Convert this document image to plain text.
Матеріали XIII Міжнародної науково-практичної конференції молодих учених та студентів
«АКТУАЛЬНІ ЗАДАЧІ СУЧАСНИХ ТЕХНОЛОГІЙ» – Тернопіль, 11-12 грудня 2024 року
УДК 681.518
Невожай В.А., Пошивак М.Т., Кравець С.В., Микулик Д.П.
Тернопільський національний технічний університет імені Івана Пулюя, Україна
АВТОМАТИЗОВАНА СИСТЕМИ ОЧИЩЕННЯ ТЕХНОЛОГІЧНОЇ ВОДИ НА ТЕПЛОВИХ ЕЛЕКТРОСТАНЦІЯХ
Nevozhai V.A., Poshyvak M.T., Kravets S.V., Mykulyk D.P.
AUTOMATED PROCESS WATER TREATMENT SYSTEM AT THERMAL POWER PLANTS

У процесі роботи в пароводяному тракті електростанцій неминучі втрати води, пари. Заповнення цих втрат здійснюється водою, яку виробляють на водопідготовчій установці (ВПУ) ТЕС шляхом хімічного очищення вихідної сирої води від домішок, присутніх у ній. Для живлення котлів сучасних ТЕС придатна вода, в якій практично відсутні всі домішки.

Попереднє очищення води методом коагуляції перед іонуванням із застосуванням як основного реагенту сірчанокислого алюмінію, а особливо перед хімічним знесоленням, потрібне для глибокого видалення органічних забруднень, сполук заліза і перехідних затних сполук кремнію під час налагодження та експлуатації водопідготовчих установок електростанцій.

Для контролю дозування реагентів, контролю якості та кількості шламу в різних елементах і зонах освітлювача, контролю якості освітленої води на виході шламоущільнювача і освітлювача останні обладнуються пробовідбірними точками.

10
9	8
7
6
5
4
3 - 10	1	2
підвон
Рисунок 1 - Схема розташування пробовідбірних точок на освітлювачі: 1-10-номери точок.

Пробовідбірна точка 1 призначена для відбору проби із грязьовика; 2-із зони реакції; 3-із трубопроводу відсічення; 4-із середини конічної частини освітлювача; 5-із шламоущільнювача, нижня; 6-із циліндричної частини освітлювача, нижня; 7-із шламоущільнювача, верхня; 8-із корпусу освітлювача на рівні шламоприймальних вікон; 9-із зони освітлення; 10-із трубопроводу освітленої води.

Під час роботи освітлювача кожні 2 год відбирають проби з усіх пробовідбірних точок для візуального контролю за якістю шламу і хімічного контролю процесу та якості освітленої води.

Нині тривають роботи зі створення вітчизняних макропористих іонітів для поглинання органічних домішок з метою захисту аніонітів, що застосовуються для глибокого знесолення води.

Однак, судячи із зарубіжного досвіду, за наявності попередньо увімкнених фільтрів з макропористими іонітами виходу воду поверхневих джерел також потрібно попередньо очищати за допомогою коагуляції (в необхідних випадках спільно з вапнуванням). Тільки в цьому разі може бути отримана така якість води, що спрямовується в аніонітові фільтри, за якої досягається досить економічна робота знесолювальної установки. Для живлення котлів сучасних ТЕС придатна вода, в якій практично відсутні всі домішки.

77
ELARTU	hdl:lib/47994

[WORK TO DO]
Go through the listing above and restate it word for word.

[RESULT OF THE EXERCISE]
Convert this document image to plain text.
Матеріали XIII Міжнародної науково-практичної конференції молодих учених та студентів
«АКТУАЛЬНІ ЗАДАЧІ СУЧАСНИХ ТЕХНОЛОГІЙ» – Тернопіль, 11-12 грудня 2024 року
УДК 681.518
Невожай В.А., Пошивак М.Т., Кравець С.В., Микулик Д.П.
Тернопільський національний технічний університет імені Івана Пулюя, Україна
АВТОМАТИЗОВАНА СИСТЕМИ ОЧИЩЕННЯ ТЕХНОЛОГІЧНОЇ ВОДИ НА ТЕПЛОВИХ ЕЛЕКТРОСТАНЦІЯХ
Nevozhai V.A., Poshyvak M.T., Kravets S.V., Mykulyk D.P.
AUTOMATED PROCESS WATER TREATMENT SYSTEM AT THERMAL POWER PLANTS

У процесі роботи в пароводяному тракті електростанцій неминучі втрати води, пари. Заповнення цих втрат здійснюється водою, яку виробляють на водопідготовчій установці (ВПУ) ТЕС шляхом хімічного очищення вихідної сирої води від домішок, присутніх у ній. Для живлення котлів сучасних ТЕС придатна вода, в якій практично відсутні всі домішки.

Попереднє очищення води методом коагуляції перед іонуванням із застосуванням як основного реагенту сірчанокислого алюмінію, а особливо перед хімічним знесоленням, потрібне для глибокого видалення органічних забруднень, сполук заліза і перехідних затних сполук кремнію під час налагодження та експлуатації водопідготовчих установок електростанцій.

Для контролю дозування реагентів, контролю якості та кількості шламу в різних елементах і зонах освітлювача, контролю якості освітленої води на виході шламоущільнювача і освітлювача останні обладнуються пробовідбірними точками.

10
9	8
7
6
5
4
3 - 10	1	2
підвон
Рисунок 1 - Схема розташування пробовідбірних точок на освітлювачі: 1-10-номери точок.

Пробовідбірна точка 1 призначена для відбору проби із грязьовика; 2-із зони реакції; 3-із трубопроводу відсічення; 4-із середини конічної частини освітлювача; 5-із шламоущільнювача, нижня; 6-із циліндричної частини освітлювача, нижня; 7-із шламоущільнювача, верхня; 8-із корпусу освітлювача на рівні шламоприймальних вікон; 9-із зони освітлення; 10-із трубопроводу освітленої води.

Під час роботи освітлювача кожні 2 год відбирають проби з усіх пробовідбірних точок для візуального контролю за якістю шламу і хімічного контролю процесу та якості освітленої води.

Нині тривають роботи зі створення вітчизняних макропористих іонітів для поглинання органічних домішок з метою захисту аніонітів, що застосовуються для глибокого знесолення води.

Однак, судячи із зарубіжного досвіду, за наявності попередньо увімкнених фільтрів з макропористими іонітами виходу воду поверхневих джерел також потрібно попередньо очищати за допомогою коагуляції (в необхідних випадках спільно з вапнуванням). Тільки в цьому разі може бути отримана така якість води, що спрямовується в аніонітові фільтри, за якої досягається досить економічна робота знесолювальної установки. Для живлення котлів сучасних ТЕС придатна вода, в якій практично відсутні всі домішки.

77
ELARTU	hdl:lib/47994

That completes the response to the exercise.